» Data for the task:
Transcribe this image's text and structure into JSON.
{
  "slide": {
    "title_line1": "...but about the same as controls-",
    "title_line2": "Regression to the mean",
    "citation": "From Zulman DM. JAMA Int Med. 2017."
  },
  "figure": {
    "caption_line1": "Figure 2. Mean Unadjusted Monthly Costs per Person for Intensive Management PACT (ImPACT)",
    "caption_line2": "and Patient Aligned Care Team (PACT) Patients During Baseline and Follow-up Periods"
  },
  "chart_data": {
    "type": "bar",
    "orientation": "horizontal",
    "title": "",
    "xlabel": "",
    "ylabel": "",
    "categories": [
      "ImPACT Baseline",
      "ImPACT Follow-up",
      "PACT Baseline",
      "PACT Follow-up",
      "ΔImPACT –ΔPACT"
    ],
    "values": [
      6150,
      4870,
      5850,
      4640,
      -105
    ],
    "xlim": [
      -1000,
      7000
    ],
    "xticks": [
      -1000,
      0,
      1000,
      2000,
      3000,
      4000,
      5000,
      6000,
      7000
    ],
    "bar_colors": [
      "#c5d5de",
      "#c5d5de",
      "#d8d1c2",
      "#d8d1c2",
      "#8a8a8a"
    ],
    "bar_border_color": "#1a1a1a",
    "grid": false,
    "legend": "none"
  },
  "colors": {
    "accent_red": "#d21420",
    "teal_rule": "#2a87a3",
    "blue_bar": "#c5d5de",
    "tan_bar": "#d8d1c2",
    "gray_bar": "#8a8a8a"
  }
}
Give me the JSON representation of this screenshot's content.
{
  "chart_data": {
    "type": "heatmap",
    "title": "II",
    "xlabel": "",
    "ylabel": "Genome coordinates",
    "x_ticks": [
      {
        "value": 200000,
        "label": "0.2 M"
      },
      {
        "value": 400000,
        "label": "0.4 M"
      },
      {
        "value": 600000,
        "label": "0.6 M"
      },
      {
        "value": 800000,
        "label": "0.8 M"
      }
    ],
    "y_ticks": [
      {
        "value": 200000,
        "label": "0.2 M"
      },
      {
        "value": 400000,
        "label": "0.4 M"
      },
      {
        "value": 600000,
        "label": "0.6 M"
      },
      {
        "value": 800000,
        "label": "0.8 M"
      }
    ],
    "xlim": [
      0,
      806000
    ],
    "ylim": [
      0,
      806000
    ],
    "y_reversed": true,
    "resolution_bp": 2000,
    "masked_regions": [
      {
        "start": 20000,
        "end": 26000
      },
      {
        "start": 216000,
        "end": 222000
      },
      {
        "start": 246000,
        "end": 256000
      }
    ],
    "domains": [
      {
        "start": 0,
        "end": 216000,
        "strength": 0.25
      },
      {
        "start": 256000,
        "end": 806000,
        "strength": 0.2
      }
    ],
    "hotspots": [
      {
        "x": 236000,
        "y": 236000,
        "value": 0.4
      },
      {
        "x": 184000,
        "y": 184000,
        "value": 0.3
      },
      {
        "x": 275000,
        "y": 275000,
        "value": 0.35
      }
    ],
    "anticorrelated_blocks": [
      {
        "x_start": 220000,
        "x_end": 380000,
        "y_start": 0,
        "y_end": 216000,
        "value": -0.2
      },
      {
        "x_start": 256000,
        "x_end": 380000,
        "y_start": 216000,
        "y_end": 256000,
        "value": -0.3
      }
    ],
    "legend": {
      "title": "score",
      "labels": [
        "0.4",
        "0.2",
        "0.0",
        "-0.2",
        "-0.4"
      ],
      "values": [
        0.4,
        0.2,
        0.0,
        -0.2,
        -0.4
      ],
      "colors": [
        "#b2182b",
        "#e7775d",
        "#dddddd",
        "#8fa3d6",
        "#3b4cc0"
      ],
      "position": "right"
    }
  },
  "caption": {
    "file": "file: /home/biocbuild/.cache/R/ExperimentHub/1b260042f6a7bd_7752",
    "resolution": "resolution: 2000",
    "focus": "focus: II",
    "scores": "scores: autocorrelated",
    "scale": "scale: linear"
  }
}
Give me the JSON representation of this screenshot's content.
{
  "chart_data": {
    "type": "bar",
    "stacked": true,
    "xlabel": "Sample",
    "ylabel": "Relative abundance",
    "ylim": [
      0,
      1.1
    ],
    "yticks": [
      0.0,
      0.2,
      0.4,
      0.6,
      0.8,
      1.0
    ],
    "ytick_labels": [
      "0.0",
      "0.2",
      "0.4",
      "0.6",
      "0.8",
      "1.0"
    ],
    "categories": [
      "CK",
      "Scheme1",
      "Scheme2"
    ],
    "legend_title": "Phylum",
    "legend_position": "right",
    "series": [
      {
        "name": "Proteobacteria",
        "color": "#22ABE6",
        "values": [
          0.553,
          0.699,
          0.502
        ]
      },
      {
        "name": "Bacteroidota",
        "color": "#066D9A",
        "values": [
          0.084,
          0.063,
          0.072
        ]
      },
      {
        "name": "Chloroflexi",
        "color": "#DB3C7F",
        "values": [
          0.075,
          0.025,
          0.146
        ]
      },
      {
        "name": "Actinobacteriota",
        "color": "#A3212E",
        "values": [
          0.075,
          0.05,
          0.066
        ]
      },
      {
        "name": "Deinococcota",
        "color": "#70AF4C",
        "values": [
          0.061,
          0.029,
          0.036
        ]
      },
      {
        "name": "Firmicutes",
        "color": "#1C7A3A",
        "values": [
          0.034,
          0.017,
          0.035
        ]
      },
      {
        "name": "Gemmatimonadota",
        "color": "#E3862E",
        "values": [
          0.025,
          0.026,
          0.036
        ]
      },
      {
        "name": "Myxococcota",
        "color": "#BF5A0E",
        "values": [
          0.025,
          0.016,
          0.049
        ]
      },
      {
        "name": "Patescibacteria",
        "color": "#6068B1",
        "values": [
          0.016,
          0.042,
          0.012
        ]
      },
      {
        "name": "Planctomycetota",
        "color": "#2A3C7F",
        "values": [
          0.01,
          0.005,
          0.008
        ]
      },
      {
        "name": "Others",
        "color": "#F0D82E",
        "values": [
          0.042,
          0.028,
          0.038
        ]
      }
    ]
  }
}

» Directions for this task: Retype all of the material, keeping each line exact.

» Output for this exercise:
Transcribe this image's text and structure into JSON.
{
  "slide": {
    "title_line1": "...but about the same as controls-",
    "title_line2": "Regression to the mean",
    "citation": "From Zulman DM. JAMA Int Med. 2017."
  },
  "figure": {
    "caption_line1": "Figure 2. Mean Unadjusted Monthly Costs per Person for Intensive Management PACT (ImPACT)",
    "caption_line2": "and Patient Aligned Care Team (PACT) Patients During Baseline and Follow-up Periods"
  },
  "chart_data": {
    "type": "bar",
    "orientation": "horizontal",
    "title": "",
    "xlabel": "",
    "ylabel": "",
    "categories": [
      "ImPACT Baseline",
      "ImPACT Follow-up",
      "PACT Baseline",
      "PACT Follow-up",
      "ΔImPACT –ΔPACT"
    ],
    "values": [
      6150,
      4870,
      5850,
      4640,
      -105
    ],
    "xlim": [
      -1000,
      7000
    ],
    "xticks": [
      -1000,
      0,
      1000,
      2000,
      3000,
      4000,
      5000,
      6000,
      7000
    ],
    "bar_colors": [
      "#c5d5de",
      "#c5d5de",
      "#d8d1c2",
      "#d8d1c2",
      "#8a8a8a"
    ],
    "bar_border_color": "#1a1a1a",
    "grid": false,
    "legend": "none"
  },
  "colors": {
    "accent_red": "#d21420",
    "teal_rule": "#2a87a3",
    "blue_bar": "#c5d5de",
    "tan_bar": "#d8d1c2",
    "gray_bar": "#8a8a8a"
  }
}
Give me the JSON representation of this screenshot's content.
{
  "chart_data": {
    "type": "heatmap",
    "title": "II",
    "xlabel": "",
    "ylabel": "Genome coordinates",
    "x_ticks": [
      {
        "value": 200000,
        "label": "0.2 M"
      },
      {
        "value": 400000,
        "label": "0.4 M"
      },
      {
        "value": 600000,
        "label": "0.6 M"
      },
      {
        "value": 800000,
        "label": "0.8 M"
      }
    ],
    "y_ticks": [
      {
        "value": 200000,
        "label": "0.2 M"
      },
      {
        "value": 400000,
        "label": "0.4 M"
      },
      {
        "value": 600000,
        "label": "0.6 M"
      },
      {
        "value": 800000,
        "label": "0.8 M"
      }
    ],
    "xlim": [
      0,
      806000
    ],
    "ylim": [
      0,
      806000
    ],
    "y_reversed": true,
    "resolution_bp": 2000,
    "masked_regions": [
      {
        "start": 20000,
        "end": 26000
      },
      {
        "start": 216000,
        "end": 222000
      },
      {
        "start": 246000,
        "end": 256000
      }
    ],
    "domains": [
      {
        "start": 0,
        "end": 216000,
        "strength": 0.25
      },
      {
        "start": 256000,
        "end": 806000,
        "strength": 0.2
      }
    ],
    "hotspots": [
      {
        "x": 236000,
        "y": 236000,
        "value": 0.4
      },
      {
        "x": 184000,
        "y": 184000,
        "value": 0.3
      },
      {
        "x": 275000,
        "y": 275000,
        "value": 0.35
      }
    ],
    "anticorrelated_blocks": [
      {
        "x_start": 220000,
        "x_end": 380000,
        "y_start": 0,
        "y_end": 216000,
        "value": -0.2
      },
      {
        "x_start": 256000,
        "x_end": 380000,
        "y_start": 216000,
        "y_end": 256000,
        "value": -0.3
      }
    ],
    "legend": {
      "title": "score",
      "labels": [
        "0.4",
        "0.2",
        "0.0",
        "-0.2",
        "-0.4"
      ],
      "values": [
        0.4,
        0.2,
        0.0,
        -0.2,
        -0.4
      ],
      "colors": [
        "#b2182b",
        "#e7775d",
        "#dddddd",
        "#8fa3d6",
        "#3b4cc0"
      ],
      "position": "right"
    }
  },
  "caption": {
    "file": "file: /home/biocbuild/.cache/R/ExperimentHub/1b260042f6a7bd_7752",
    "resolution": "resolution: 2000",
    "focus": "focus: II",
    "scores": "scores: autocorrelated",
    "scale": "scale: linear"
  }
}
Give me the JSON representation of this screenshot's content.
{
  "chart_data": {
    "type": "bar",
    "stacked": true,
    "xlabel": "Sample",
    "ylabel": "Relative abundance",
    "ylim": [
      0,
      1.1
    ],
    "yticks": [
      0.0,
      0.2,
      0.4,
      0.6,
      0.8,
      1.0
    ],
    "ytick_labels": [
      "0.0",
      "0.2",
      "0.4",
      "0.6",
      "0.8",
      "1.0"
    ],
    "categories": [
      "CK",
      "Scheme1",
      "Scheme2"
    ],
    "legend_title": "Phylum",
    "legend_position": "right",
    "series": [
      {
        "name": "Proteobacteria",
        "color": "#22ABE6",
        "values": [
          0.553,
          0.699,
          0.502
        ]
      },
      {
        "name": "Bacteroidota",
        "color": "#066D9A",
        "values": [
          0.084,
          0.063,
          0.072
        ]
      },
      {
        "name": "Chloroflexi",
        "color": "#DB3C7F",
        "values": [
          0.075,
          0.025,
          0.146
        ]
      },
      {
        "name": "Actinobacteriota",
        "color": "#A3212E",
        "values": [
          0.075,
          0.05,
          0.066
        ]
      },
      {
        "name": "Deinococcota",
        "color": "#70AF4C",
        "values": [
          0.061,
          0.029,
          0.036
        ]
      },
      {
        "name": "Firmicutes",
        "color": "#1C7A3A",
        "values": [
          0.034,
          0.017,
          0.035
        ]
      },
      {
        "name": "Gemmatimonadota",
        "color": "#E3862E",
        "values": [
          0.025,
          0.026,
          0.036
        ]
      },
      {
        "name": "Myxococcota",
        "color": "#BF5A0E",
        "values": [
          0.025,
          0.016,
          0.049
        ]
      },
      {
        "name": "Patescibacteria",
        "color": "#6068B1",
        "values": [
          0.016,
          0.042,
          0.012
        ]
      },
      {
        "name": "Planctomycetota",
        "color": "#2A3C7F",
        "values": [
          0.01,
          0.005,
          0.008
        ]
      },
      {
        "name": "Others",
        "color": "#F0D82E",
        "values": [
          0.042,
          0.028,
          0.038
        ]
      }
    ]
  }
}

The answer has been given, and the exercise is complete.